*** Records shown

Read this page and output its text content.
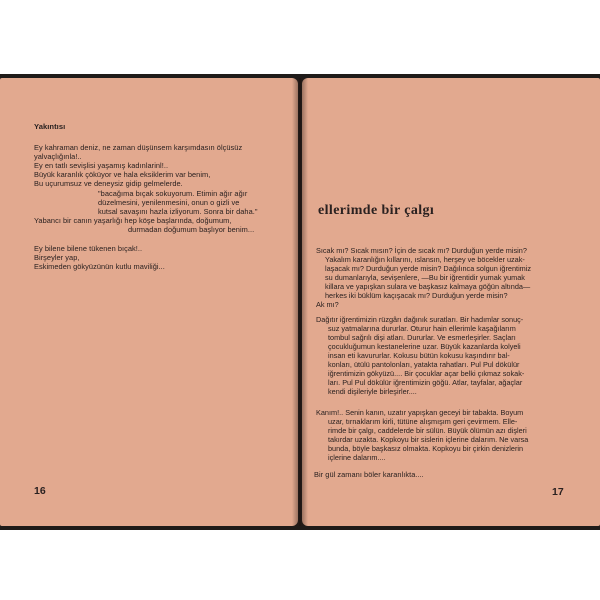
Yakıntısı

Ey kahraman deniz, ne zaman düşünsem karşımdasın ölçüsüz

yalvaçlığınla!..

Ey en tatlı sevişlisi yaşamış kadınlarinl!..

Büyük karanlık çöküyor ve hala eksiklerim var benim,

Bu uçurumsuz ve deneysiz gidip gelmelerde.

"bacağıma bıçak sokuyorum. Etimin ağır ağır

düzelmesini, yenilenmesini, onun o gizli ve

kutsal savaşını hazla izliyorum. Sonra bir daha."

Yabancı bir canın yaşarlığı hep köşe başlarında, doğumum,

durmadan doğumum başlıyor benim...

Ey bilene bilene tükenen bıçak!..

Birşeyler yap,

Eskimeden gökyüzünün kutlu maviliği...

16

ellerimde bir çalgı

Sıcak mı? Sıcak mısın? İçin de sıcak mı? Durduğun yerde misin?
Yakalım karanlığın kıllarını, ıslansın, herşey ve böcekler uzak-
laşacak mı? Durduğun yerde misin? Dağılınca solgun iğrentimiz
su dumanlarıyla, sevişenlere, —Bu bir iğrentidir yumak yumak
killara ve yapışkan sulara ve başkasız kalmaya göğün altında—
herkes iki büklüm kaçışacak mı? Durduğun yerde misin?
Ak mı?
Dağıtır iğrentimizin rüzgârı dağınık suratları. Bir hadımlar sonuç-
suz yatmalarına dururlar. Oturur hain ellerimle kaşağılarım
tombul sağrılı dişi atları. Dururlar. Ve esmerleşirler. Saçları
çocukluğumun kestanelerine uzar. Büyük kazanlarda kolyeli
insan eti kavururlar. Kokusu bütün kokusu kaşındırır bal-
konları, ütülü pantolonları, yatakta rahatları. Pul Pul dökülür
iğrentimizin gökyüzü.... Bir çocuklar açar belki çıkmaz sokak-
ları. Pul Pul dökülür iğrentimizin göğü. Atlar, tayfalar, ağaçlar
kendi dişileriyle birleşirler....
Kanım!.. Senin kanın, uzatır yapışkan geceyi bir tabakta. Boyum
uzar, tırnaklarım kirli, tütüne alışmışım geri çevirmem. Elle-
rimde bir çalgı, caddelerde bir sülün. Büyük ölümün azı dişleri
takırdar uzakta. Kopkoyu bir sislerin içlerine dalarım. Ne varsa
bunda, böyle başkasız olmakta. Kopkoyu bir çirkin denizlerin
içlerine dalarım....

Bir gül zamanı böler karanlıkta....

17
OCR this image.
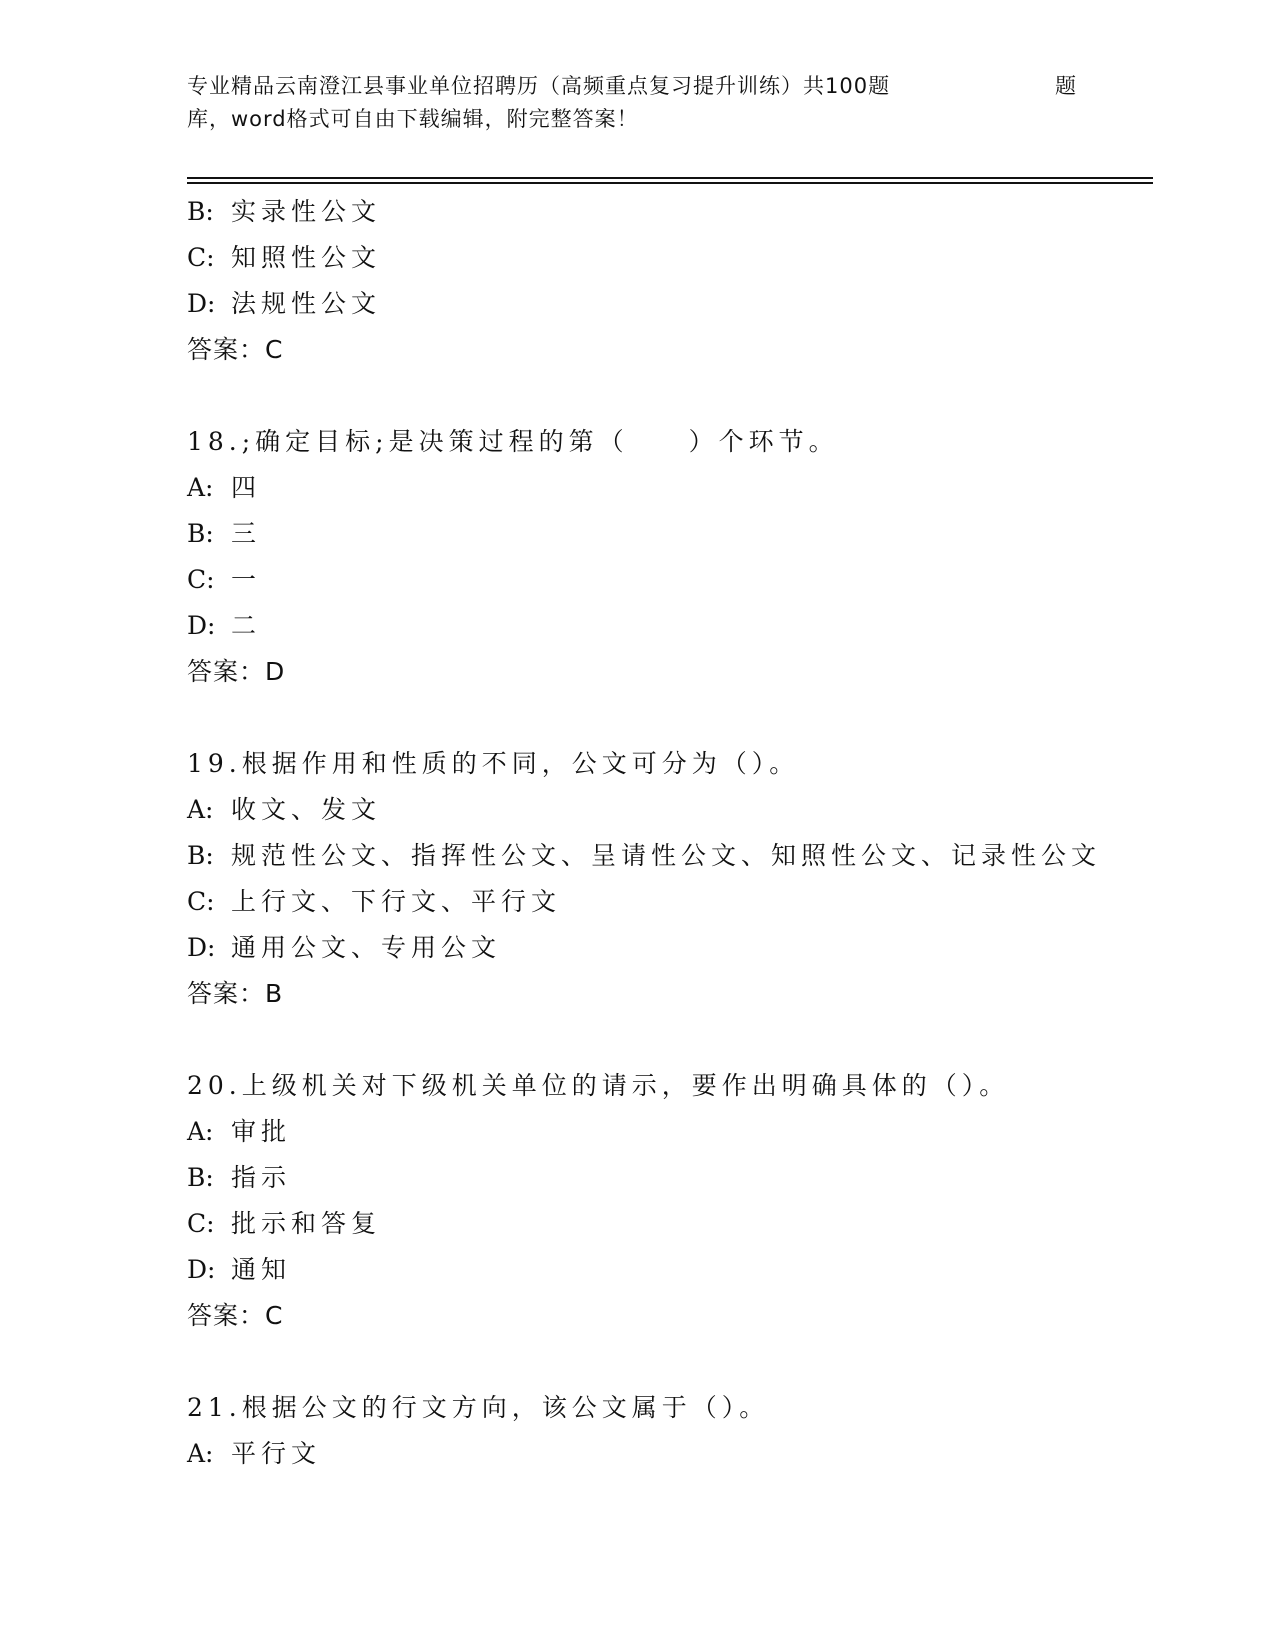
专业精品云南澄江县事业单位招聘历（高频重点复习提升训练）共100题	题
库，word格式可自由下载编辑，附完整答案！
B: 实录性公文
C: 知照性公文
D: 法规性公文
答案：C
18.;确定目标;是决策过程的第（　　）个环节。
A: 四
B: 三
C: 一
D: 二
答案：D
19.根据作用和性质的不同，公文可分为（）。
A: 收文、发文
B: 规范性公文、指挥性公文、呈请性公文、知照性公文、记录性公文
C: 上行文、下行文、平行文
D: 通用公文、专用公文
答案：B
20.上级机关对下级机关单位的请示，要作出明确具体的（）。
A: 审批
B: 指示
C: 批示和答复
D: 通知
答案：C
21.根据公文的行文方向，该公文属于（）。
A: 平行文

******

- Work required:
Keep the pictures out of your copy, and repeat every entry above exactly.

- Result of this exercise:
Read this page and output its text content.
Yakıntısı

Ey kahraman deniz, ne zaman düşünsem karşımdasın ölçüsüz

yalvaçlığınla!..

Ey en tatlı sevişlisi yaşamış kadınlarinl!..

Büyük karanlık çöküyor ve hala eksiklerim var benim,

Bu uçurumsuz ve deneysiz gidip gelmelerde.

"bacağıma bıçak sokuyorum. Etimin ağır ağır

düzelmesini, yenilenmesini, onun o gizli ve

kutsal savaşını hazla izliyorum. Sonra bir daha."

Yabancı bir canın yaşarlığı hep köşe başlarında, doğumum,

durmadan doğumum başlıyor benim...

Ey bilene bilene tükenen bıçak!..

Birşeyler yap,

Eskimeden gökyüzünün kutlu maviliği...

16

ellerimde bir çalgı

Sıcak mı? Sıcak mısın? İçin de sıcak mı? Durduğun yerde misin?
Yakalım karanlığın kıllarını, ıslansın, herşey ve böcekler uzak-
laşacak mı? Durduğun yerde misin? Dağılınca solgun iğrentimiz
su dumanlarıyla, sevişenlere, —Bu bir iğrentidir yumak yumak
killara ve yapışkan sulara ve başkasız kalmaya göğün altında—
herkes iki büklüm kaçışacak mı? Durduğun yerde misin?
Ak mı?
Dağıtır iğrentimizin rüzgârı dağınık suratları. Bir hadımlar sonuç-
suz yatmalarına dururlar. Oturur hain ellerimle kaşağılarım
tombul sağrılı dişi atları. Dururlar. Ve esmerleşirler. Saçları
çocukluğumun kestanelerine uzar. Büyük kazanlarda kolyeli
insan eti kavururlar. Kokusu bütün kokusu kaşındırır bal-
konları, ütülü pantolonları, yatakta rahatları. Pul Pul dökülür
iğrentimizin gökyüzü.... Bir çocuklar açar belki çıkmaz sokak-
ları. Pul Pul dökülür iğrentimizin göğü. Atlar, tayfalar, ağaçlar
kendi dişileriyle birleşirler....
Kanım!.. Senin kanın, uzatır yapışkan geceyi bir tabakta. Boyum
uzar, tırnaklarım kirli, tütüne alışmışım geri çevirmem. Elle-
rimde bir çalgı, caddelerde bir sülün. Büyük ölümün azı dişleri
takırdar uzakta. Kopkoyu bir sislerin içlerine dalarım. Ne varsa
bunda, böyle başkasız olmakta. Kopkoyu bir çirkin denizlerin
içlerine dalarım....

Bir gül zamanı böler karanlıkta....

17
OCR this image.
专业精品云南澄江县事业单位招聘历（高频重点复习提升训练）共100题	题
库，word格式可自由下载编辑，附完整答案！
B: 实录性公文
C: 知照性公文
D: 法规性公文
答案：C
18.;确定目标;是决策过程的第（　　）个环节。
A: 四
B: 三
C: 一
D: 二
答案：D
19.根据作用和性质的不同，公文可分为（）。
A: 收文、发文
B: 规范性公文、指挥性公文、呈请性公文、知照性公文、记录性公文
C: 上行文、下行文、平行文
D: 通用公文、专用公文
答案：B
20.上级机关对下级机关单位的请示，要作出明确具体的（）。
A: 审批
B: 指示
C: 批示和答复
D: 通知
答案：C
21.根据公文的行文方向，该公文属于（）。
A: 平行文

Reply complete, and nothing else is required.